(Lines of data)
--*--

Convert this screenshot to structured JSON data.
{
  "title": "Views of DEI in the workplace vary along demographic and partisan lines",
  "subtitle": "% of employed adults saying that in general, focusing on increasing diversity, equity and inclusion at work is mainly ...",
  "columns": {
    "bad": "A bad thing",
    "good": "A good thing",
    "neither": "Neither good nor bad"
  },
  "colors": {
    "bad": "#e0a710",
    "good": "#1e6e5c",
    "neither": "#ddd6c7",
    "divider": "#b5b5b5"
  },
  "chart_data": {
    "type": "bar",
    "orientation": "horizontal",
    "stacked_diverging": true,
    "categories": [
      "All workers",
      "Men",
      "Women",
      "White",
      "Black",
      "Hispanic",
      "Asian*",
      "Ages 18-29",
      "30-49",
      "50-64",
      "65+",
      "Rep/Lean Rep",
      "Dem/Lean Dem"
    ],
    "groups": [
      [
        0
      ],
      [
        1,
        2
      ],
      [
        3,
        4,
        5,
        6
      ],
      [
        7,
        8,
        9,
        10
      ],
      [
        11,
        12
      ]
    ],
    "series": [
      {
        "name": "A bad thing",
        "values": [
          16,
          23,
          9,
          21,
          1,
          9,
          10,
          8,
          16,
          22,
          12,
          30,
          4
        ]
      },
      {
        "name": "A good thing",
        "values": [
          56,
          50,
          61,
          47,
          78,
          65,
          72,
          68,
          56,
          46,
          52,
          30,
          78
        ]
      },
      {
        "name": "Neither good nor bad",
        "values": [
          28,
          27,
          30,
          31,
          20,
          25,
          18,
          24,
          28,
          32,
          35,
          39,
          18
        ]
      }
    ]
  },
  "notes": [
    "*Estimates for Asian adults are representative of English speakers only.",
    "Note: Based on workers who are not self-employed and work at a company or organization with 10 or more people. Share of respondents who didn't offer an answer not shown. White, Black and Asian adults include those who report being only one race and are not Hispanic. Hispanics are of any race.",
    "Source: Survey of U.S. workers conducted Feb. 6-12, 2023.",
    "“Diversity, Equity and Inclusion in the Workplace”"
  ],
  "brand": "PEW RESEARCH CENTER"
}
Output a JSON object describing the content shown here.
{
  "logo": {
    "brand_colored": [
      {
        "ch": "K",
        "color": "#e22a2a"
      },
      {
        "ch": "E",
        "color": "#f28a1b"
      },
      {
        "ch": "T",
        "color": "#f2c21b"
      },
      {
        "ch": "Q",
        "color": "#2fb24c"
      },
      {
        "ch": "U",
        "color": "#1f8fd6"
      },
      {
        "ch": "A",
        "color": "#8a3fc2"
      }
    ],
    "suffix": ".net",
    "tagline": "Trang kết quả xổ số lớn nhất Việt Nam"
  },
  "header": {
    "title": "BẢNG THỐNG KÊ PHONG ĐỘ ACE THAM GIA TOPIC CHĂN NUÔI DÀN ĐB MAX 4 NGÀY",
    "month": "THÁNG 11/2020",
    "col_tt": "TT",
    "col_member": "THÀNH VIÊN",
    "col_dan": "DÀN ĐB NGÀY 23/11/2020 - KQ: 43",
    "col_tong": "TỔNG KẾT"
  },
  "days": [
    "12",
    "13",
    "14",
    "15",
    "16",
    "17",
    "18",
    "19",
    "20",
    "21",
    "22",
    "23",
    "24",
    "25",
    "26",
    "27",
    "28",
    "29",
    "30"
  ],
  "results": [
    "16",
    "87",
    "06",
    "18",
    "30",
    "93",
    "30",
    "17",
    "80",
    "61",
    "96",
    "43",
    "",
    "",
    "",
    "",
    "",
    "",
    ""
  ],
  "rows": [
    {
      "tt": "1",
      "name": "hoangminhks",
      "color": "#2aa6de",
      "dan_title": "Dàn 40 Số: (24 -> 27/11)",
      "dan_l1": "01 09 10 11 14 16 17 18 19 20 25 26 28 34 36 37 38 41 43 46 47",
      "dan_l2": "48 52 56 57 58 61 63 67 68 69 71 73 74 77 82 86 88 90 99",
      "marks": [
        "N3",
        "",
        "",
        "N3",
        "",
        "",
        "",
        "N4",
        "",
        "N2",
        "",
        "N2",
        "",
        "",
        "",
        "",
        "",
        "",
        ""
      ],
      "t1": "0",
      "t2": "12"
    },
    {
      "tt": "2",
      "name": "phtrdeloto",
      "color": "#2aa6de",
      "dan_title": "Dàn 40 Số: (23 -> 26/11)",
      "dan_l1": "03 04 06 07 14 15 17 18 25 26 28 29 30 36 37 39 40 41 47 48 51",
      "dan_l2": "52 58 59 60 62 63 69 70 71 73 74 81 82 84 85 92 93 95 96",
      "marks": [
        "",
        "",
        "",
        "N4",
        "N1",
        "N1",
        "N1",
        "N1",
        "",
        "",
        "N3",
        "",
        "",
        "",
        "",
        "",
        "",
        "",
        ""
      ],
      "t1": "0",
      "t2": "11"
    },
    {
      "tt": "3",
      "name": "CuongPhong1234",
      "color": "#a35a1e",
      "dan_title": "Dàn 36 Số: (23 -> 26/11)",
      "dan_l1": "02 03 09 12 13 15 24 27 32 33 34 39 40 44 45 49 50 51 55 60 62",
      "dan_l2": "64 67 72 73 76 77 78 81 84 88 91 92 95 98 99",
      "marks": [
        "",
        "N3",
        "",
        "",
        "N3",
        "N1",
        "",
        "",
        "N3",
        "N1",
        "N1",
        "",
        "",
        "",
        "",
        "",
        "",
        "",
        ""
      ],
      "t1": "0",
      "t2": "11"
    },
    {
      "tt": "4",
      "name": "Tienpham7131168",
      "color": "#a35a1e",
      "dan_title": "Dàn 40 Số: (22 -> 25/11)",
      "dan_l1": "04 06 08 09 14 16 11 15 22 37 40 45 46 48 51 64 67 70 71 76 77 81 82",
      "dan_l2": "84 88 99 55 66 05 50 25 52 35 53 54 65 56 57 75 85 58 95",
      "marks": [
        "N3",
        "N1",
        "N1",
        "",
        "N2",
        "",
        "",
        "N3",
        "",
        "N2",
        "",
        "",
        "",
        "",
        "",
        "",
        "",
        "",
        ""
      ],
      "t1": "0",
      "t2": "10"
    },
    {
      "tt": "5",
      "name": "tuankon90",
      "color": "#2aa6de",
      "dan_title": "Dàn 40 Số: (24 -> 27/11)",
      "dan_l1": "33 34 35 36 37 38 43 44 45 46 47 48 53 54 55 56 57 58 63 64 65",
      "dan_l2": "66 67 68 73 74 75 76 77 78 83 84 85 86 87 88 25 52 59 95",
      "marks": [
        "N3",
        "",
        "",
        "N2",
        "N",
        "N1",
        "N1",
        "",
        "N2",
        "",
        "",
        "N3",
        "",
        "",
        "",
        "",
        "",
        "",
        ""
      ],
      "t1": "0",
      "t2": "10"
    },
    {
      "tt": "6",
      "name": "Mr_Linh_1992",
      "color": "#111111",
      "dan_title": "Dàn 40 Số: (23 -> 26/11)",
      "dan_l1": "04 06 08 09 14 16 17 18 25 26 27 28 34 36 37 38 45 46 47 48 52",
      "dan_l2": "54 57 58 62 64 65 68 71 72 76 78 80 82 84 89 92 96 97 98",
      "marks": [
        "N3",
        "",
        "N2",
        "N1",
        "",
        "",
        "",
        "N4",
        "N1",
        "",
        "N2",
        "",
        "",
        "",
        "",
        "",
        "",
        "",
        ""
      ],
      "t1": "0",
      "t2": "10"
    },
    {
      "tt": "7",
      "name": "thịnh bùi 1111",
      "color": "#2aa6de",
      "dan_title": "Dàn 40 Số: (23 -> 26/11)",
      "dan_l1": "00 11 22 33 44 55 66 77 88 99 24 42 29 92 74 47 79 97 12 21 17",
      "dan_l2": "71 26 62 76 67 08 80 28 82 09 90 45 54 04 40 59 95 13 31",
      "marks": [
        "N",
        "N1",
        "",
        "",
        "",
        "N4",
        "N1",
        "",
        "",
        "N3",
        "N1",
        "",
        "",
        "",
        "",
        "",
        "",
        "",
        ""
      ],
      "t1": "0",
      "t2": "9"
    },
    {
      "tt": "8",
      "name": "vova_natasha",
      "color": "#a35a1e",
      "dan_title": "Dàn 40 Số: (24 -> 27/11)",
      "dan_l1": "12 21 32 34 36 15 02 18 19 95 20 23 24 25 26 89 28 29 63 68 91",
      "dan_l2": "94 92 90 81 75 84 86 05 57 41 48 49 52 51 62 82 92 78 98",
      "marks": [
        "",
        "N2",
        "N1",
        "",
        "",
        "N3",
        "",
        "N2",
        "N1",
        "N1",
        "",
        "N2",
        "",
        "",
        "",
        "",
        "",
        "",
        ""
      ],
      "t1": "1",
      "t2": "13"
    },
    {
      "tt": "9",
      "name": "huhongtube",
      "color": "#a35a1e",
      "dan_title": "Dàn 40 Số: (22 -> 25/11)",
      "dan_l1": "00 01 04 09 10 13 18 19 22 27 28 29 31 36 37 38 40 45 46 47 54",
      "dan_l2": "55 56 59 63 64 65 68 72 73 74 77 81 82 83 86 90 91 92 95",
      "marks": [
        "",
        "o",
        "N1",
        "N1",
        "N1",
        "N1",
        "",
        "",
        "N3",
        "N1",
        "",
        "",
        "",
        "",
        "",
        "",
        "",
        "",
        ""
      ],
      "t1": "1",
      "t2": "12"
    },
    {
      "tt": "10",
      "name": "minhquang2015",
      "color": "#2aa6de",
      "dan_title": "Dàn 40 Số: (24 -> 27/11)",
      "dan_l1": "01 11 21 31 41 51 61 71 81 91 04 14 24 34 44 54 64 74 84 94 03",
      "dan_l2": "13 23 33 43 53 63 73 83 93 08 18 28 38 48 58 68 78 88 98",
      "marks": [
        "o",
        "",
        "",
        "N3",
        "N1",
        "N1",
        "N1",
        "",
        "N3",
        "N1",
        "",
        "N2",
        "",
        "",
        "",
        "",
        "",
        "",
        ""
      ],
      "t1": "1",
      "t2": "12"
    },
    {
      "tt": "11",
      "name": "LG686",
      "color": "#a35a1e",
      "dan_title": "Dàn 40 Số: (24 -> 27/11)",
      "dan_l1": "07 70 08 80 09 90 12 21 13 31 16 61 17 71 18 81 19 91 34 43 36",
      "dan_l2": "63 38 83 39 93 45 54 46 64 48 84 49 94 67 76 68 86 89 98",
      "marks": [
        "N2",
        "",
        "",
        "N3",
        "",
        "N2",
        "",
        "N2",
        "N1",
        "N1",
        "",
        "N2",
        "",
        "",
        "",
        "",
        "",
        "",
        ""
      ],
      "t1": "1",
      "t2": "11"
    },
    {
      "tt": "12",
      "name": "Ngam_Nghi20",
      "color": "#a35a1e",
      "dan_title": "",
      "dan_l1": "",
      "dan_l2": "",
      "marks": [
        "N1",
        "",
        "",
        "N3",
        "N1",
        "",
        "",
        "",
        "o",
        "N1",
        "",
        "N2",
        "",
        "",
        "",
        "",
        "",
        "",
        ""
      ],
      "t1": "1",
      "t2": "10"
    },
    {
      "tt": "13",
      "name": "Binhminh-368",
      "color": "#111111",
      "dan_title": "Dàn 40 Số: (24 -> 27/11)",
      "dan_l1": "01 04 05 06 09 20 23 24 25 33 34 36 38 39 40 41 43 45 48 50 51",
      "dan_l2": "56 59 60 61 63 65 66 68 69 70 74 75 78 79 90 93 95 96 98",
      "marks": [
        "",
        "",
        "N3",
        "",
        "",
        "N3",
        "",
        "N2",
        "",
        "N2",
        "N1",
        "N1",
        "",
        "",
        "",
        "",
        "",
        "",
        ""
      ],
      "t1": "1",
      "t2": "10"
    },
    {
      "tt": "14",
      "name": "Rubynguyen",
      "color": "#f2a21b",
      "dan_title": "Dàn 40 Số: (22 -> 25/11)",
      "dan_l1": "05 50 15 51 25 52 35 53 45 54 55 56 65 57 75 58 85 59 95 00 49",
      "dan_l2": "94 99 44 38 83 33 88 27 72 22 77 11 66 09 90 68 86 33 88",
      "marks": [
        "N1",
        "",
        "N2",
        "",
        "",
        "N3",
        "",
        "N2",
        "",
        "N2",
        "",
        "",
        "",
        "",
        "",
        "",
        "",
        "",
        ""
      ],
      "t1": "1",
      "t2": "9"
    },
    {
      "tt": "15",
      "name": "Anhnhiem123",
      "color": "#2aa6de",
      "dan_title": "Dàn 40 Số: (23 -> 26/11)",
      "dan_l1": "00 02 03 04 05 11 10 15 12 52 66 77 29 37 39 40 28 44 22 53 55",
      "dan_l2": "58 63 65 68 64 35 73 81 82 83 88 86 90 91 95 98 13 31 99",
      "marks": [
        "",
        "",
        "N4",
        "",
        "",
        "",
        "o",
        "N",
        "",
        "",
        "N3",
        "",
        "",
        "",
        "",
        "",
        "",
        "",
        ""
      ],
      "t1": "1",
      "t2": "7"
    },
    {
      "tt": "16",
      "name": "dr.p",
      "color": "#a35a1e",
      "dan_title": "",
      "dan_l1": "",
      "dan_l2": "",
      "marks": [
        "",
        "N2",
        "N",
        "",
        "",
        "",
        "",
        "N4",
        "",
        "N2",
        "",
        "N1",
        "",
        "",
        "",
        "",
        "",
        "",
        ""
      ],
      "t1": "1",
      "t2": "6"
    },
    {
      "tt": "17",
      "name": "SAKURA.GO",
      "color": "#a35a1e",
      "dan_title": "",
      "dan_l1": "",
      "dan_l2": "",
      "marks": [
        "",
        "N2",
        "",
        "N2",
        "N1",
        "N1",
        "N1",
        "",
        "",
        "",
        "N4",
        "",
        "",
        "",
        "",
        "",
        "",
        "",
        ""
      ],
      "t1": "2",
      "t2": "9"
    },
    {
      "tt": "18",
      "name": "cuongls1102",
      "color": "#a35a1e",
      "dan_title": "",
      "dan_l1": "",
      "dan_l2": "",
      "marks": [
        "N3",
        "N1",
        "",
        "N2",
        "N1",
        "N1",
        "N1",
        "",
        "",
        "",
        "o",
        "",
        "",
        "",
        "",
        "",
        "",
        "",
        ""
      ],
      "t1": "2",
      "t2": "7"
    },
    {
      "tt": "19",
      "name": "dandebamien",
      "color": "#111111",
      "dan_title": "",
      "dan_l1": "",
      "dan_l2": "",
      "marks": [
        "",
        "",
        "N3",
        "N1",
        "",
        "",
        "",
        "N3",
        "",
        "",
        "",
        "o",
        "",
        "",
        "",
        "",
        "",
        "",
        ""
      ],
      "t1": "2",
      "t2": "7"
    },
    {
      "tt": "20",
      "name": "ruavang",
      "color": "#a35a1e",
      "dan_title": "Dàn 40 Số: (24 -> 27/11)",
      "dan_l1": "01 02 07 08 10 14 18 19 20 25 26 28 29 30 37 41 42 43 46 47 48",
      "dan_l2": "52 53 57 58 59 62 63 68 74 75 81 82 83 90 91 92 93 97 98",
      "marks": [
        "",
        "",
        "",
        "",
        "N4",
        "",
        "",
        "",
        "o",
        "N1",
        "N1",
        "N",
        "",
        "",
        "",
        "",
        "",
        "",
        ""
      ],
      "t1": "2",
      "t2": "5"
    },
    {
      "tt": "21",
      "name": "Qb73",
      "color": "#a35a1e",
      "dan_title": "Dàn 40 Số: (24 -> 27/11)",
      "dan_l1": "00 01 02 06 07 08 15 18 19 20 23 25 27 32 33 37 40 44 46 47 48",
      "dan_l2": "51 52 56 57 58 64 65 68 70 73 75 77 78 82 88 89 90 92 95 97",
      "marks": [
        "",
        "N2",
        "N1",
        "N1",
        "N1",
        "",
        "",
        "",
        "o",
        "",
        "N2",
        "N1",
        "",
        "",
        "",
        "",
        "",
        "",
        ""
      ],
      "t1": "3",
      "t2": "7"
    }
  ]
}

--*--

● GOAL:
Go through the material above and count the lines that contain "Black"; give that number alone.

● RESPONSE TO THE TASK:
2